#### Input for this task:
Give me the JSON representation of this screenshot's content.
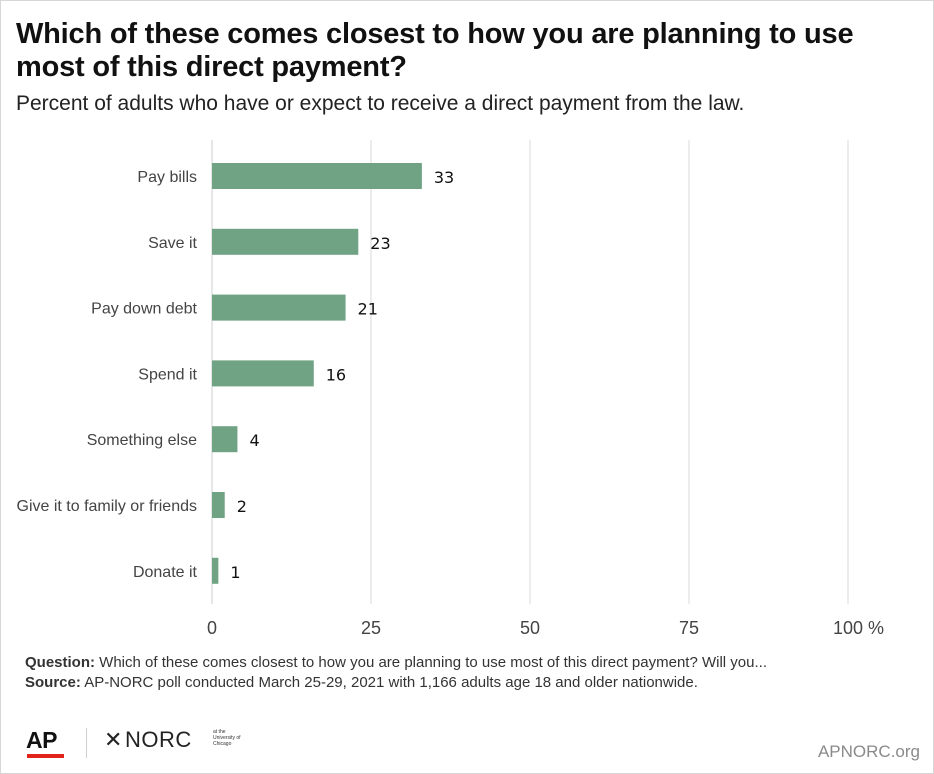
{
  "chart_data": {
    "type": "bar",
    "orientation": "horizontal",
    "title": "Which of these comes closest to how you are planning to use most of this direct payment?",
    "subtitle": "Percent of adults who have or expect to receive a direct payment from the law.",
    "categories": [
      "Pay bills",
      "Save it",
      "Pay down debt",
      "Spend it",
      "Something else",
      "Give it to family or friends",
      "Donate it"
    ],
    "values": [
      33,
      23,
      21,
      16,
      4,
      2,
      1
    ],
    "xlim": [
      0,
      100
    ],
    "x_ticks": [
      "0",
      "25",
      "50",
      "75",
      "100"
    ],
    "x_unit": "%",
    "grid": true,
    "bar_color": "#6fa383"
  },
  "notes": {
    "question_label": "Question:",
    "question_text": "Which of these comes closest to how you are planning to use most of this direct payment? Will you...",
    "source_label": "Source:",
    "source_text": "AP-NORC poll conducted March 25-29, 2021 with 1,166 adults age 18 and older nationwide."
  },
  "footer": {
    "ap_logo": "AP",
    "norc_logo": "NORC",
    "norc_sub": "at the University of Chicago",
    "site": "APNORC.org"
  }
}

#### Objective:
Repeat the records above exactly, leaving out the pictures.

#### Exercise result:
Give me the JSON representation of this screenshot's content.
{
  "chart_data": {
    "type": "bar",
    "orientation": "horizontal",
    "title": "Which of these comes closest to how you are planning to use most of this direct payment?",
    "subtitle": "Percent of adults who have or expect to receive a direct payment from the law.",
    "categories": [
      "Pay bills",
      "Save it",
      "Pay down debt",
      "Spend it",
      "Something else",
      "Give it to family or friends",
      "Donate it"
    ],
    "values": [
      33,
      23,
      21,
      16,
      4,
      2,
      1
    ],
    "xlim": [
      0,
      100
    ],
    "x_ticks": [
      "0",
      "25",
      "50",
      "75",
      "100"
    ],
    "x_unit": "%",
    "grid": true,
    "bar_color": "#6fa383"
  },
  "notes": {
    "question_label": "Question:",
    "question_text": "Which of these comes closest to how you are planning to use most of this direct payment? Will you...",
    "source_label": "Source:",
    "source_text": "AP-NORC poll conducted March 25-29, 2021 with 1,166 adults age 18 and older nationwide."
  },
  "footer": {
    "ap_logo": "AP",
    "norc_logo": "NORC",
    "norc_sub": "at the University of Chicago",
    "site": "APNORC.org"
  }
}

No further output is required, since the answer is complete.